— BEGIN Records shown —

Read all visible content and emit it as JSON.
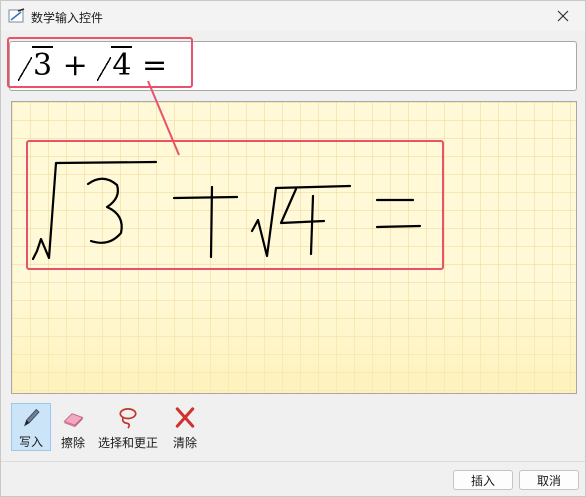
{
  "window": {
    "title": "数学输入控件"
  },
  "preview": {
    "expression_sqrt1": "3",
    "expression_plus": "+",
    "expression_sqrt2": "4",
    "expression_eq": "="
  },
  "toolbar": {
    "tools": [
      {
        "label": "写入",
        "icon": "pen-icon",
        "selected": true
      },
      {
        "label": "擦除",
        "icon": "eraser-icon",
        "selected": false
      },
      {
        "label": "选择和更正",
        "icon": "lasso-icon",
        "selected": false
      },
      {
        "label": "清除",
        "icon": "clear-x-icon",
        "selected": false
      }
    ]
  },
  "footer": {
    "insert_label": "插入",
    "cancel_label": "取消"
  },
  "colors": {
    "highlight": "#e8526a",
    "selected_tool_bg": "#cce4f7",
    "canvas_bg": "#fff9d8"
  }
}
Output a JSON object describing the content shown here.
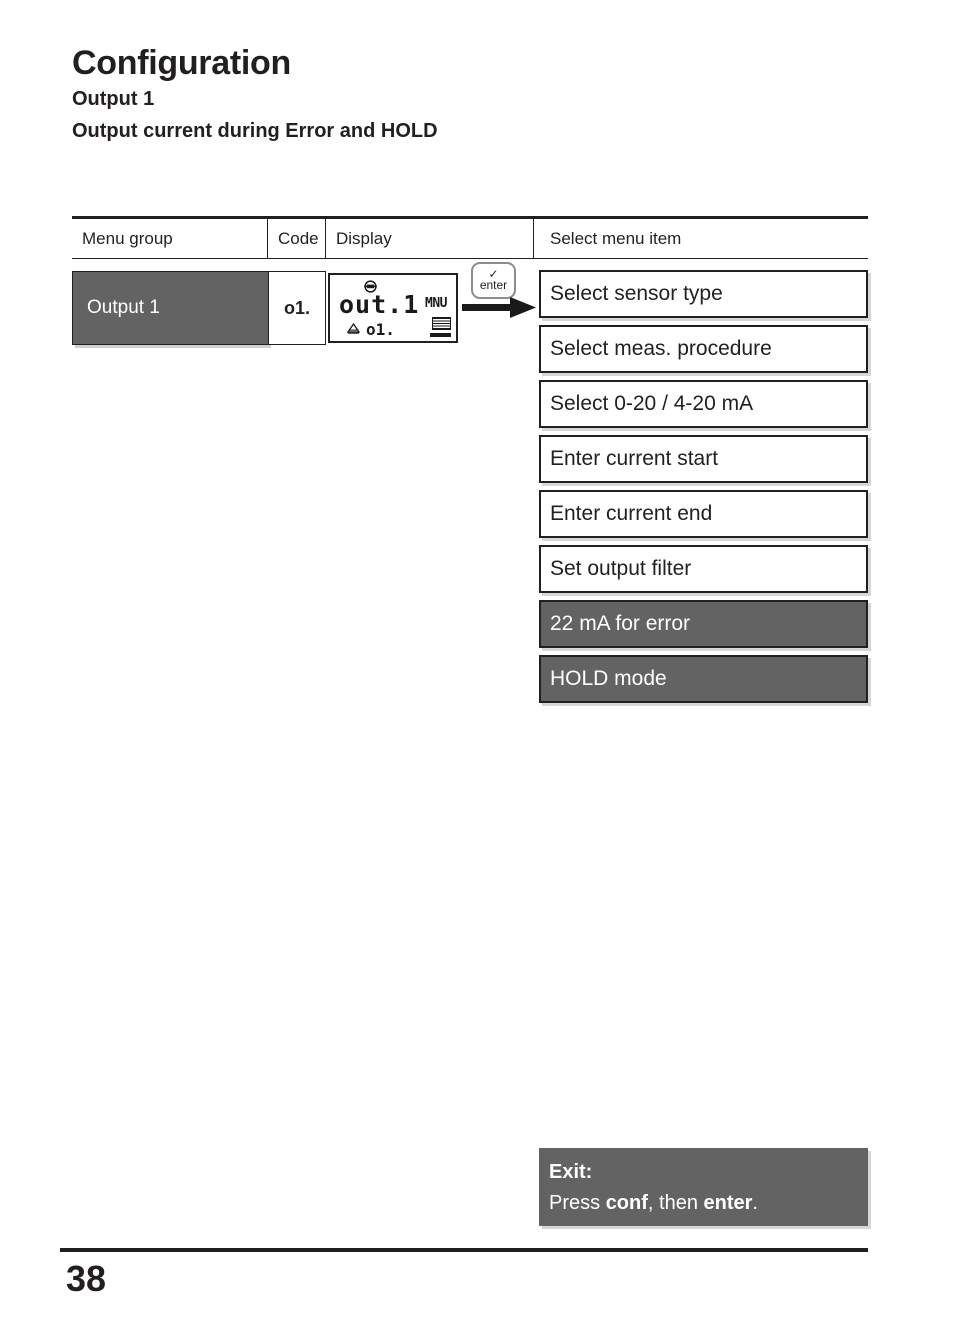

— END Records shown —

Leave out the pictures and copy everything else in the records word for word.

Read all visible content and emit it as JSON.
{
  "window": {
    "title": "数学输入控件"
  },
  "preview": {
    "expression_sqrt1": "3",
    "expression_plus": "+",
    "expression_sqrt2": "4",
    "expression_eq": "="
  },
  "toolbar": {
    "tools": [
      {
        "label": "写入",
        "icon": "pen-icon",
        "selected": true
      },
      {
        "label": "擦除",
        "icon": "eraser-icon",
        "selected": false
      },
      {
        "label": "选择和更正",
        "icon": "lasso-icon",
        "selected": false
      },
      {
        "label": "清除",
        "icon": "clear-x-icon",
        "selected": false
      }
    ]
  },
  "footer": {
    "insert_label": "插入",
    "cancel_label": "取消"
  },
  "colors": {
    "highlight": "#e8526a",
    "selected_tool_bg": "#cce4f7",
    "canvas_bg": "#fff9d8"
  }
}
Output a JSON object describing the content shown here.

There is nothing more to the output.